# Start of The records

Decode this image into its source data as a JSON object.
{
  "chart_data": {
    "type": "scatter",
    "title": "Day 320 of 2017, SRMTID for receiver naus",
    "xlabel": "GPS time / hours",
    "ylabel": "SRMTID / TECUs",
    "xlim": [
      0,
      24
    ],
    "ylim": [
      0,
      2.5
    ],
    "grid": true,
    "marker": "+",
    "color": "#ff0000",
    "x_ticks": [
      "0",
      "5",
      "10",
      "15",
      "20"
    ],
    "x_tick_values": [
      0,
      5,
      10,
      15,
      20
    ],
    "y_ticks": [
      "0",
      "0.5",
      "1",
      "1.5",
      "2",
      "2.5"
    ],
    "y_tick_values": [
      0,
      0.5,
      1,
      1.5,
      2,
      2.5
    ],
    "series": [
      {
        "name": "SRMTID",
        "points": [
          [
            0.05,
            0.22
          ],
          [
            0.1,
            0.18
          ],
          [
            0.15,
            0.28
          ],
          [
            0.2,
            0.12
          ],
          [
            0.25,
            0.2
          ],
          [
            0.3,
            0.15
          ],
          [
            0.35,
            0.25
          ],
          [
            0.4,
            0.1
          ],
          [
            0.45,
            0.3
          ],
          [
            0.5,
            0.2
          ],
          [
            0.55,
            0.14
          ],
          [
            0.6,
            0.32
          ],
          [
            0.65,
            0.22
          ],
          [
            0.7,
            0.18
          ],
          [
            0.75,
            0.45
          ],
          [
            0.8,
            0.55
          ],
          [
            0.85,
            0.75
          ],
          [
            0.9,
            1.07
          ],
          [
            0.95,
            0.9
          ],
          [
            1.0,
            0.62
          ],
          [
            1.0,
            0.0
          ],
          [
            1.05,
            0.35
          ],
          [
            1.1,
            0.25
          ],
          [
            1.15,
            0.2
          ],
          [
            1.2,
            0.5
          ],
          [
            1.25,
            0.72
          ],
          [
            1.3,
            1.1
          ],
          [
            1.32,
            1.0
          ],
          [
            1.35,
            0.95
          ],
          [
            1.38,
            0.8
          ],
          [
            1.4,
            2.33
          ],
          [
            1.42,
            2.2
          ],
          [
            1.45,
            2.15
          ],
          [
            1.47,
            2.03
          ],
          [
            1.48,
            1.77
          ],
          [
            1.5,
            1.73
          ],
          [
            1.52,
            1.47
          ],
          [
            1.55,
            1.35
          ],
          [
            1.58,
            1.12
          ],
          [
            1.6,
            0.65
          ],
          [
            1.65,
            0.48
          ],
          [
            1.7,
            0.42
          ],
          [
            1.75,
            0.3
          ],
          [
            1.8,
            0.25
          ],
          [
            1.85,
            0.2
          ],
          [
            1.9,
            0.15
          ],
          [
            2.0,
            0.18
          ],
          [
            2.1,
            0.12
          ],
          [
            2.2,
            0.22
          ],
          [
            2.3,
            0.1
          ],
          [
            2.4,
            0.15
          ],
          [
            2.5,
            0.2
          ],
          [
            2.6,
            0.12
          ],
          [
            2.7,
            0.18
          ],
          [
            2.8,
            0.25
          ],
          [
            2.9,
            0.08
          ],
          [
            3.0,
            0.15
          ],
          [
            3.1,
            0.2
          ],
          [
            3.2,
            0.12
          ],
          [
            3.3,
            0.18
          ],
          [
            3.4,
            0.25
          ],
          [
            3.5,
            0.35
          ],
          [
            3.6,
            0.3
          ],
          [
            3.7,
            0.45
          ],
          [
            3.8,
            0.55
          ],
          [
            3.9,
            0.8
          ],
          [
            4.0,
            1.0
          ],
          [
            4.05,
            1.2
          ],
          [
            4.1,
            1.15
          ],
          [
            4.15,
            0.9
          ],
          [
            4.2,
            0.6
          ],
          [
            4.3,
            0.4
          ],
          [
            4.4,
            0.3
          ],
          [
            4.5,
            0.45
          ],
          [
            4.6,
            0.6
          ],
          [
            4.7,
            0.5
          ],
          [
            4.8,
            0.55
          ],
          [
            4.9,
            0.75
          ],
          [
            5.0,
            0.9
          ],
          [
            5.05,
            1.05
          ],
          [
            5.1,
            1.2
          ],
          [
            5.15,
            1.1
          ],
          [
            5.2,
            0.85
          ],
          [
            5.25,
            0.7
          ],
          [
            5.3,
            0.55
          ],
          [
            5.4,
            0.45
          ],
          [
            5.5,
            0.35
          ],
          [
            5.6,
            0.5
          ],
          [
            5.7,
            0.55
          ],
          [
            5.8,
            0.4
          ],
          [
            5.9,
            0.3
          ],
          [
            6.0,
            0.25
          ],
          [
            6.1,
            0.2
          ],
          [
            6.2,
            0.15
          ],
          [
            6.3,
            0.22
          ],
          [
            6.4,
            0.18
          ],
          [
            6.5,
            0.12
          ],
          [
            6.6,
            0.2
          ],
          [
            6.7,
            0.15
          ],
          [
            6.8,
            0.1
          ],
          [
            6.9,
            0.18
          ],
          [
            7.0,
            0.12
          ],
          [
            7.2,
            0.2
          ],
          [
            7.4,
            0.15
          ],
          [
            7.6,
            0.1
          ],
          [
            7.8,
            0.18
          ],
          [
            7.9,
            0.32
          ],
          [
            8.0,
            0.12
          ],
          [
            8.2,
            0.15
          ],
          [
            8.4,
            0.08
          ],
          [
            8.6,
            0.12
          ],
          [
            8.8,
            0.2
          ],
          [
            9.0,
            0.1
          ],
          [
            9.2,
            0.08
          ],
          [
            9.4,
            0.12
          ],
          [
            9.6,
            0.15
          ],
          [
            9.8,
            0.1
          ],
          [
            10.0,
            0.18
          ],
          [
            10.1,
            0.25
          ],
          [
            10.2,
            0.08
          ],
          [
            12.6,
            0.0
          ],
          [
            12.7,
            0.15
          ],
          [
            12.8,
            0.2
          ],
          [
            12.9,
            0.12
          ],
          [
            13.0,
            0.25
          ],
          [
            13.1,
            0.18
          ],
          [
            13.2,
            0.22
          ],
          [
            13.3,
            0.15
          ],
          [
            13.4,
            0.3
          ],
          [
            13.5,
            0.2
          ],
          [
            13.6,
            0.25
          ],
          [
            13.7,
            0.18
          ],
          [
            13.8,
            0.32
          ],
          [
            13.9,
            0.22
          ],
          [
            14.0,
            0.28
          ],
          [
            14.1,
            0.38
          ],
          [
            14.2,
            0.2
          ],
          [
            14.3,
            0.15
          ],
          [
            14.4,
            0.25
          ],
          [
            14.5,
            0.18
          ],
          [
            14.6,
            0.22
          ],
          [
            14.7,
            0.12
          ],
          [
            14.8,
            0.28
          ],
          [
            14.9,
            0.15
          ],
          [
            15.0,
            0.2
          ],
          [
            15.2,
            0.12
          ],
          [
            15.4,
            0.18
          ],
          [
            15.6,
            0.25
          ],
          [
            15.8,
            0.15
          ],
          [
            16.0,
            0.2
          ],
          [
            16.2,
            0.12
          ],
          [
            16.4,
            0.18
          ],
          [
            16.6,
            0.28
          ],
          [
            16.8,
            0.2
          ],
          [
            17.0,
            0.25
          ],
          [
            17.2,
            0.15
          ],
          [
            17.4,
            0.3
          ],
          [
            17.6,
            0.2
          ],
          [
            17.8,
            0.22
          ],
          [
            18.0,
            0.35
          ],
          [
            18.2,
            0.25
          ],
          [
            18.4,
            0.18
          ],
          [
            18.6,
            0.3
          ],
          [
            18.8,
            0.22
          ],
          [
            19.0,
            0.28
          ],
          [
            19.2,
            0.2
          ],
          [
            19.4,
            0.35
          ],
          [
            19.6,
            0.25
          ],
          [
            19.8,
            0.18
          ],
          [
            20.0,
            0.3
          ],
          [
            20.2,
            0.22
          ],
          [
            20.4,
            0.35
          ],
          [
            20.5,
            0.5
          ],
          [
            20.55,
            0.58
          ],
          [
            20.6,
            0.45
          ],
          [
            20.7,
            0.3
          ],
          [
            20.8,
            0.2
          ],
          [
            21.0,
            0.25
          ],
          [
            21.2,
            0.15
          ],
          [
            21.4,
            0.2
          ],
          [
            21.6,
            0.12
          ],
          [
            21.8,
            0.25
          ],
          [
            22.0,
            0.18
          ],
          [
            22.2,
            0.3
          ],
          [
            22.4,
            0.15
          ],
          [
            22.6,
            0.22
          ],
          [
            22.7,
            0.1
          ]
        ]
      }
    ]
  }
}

# End of The records

Challenge | Go through the records. Copy each line where "SRMTID" appears.

Problem solution |
    "title": "Day 320 of 2017, SRMTID for receiver naus",
    "ylabel": "SRMTID / TECUs",
        "name": "SRMTID",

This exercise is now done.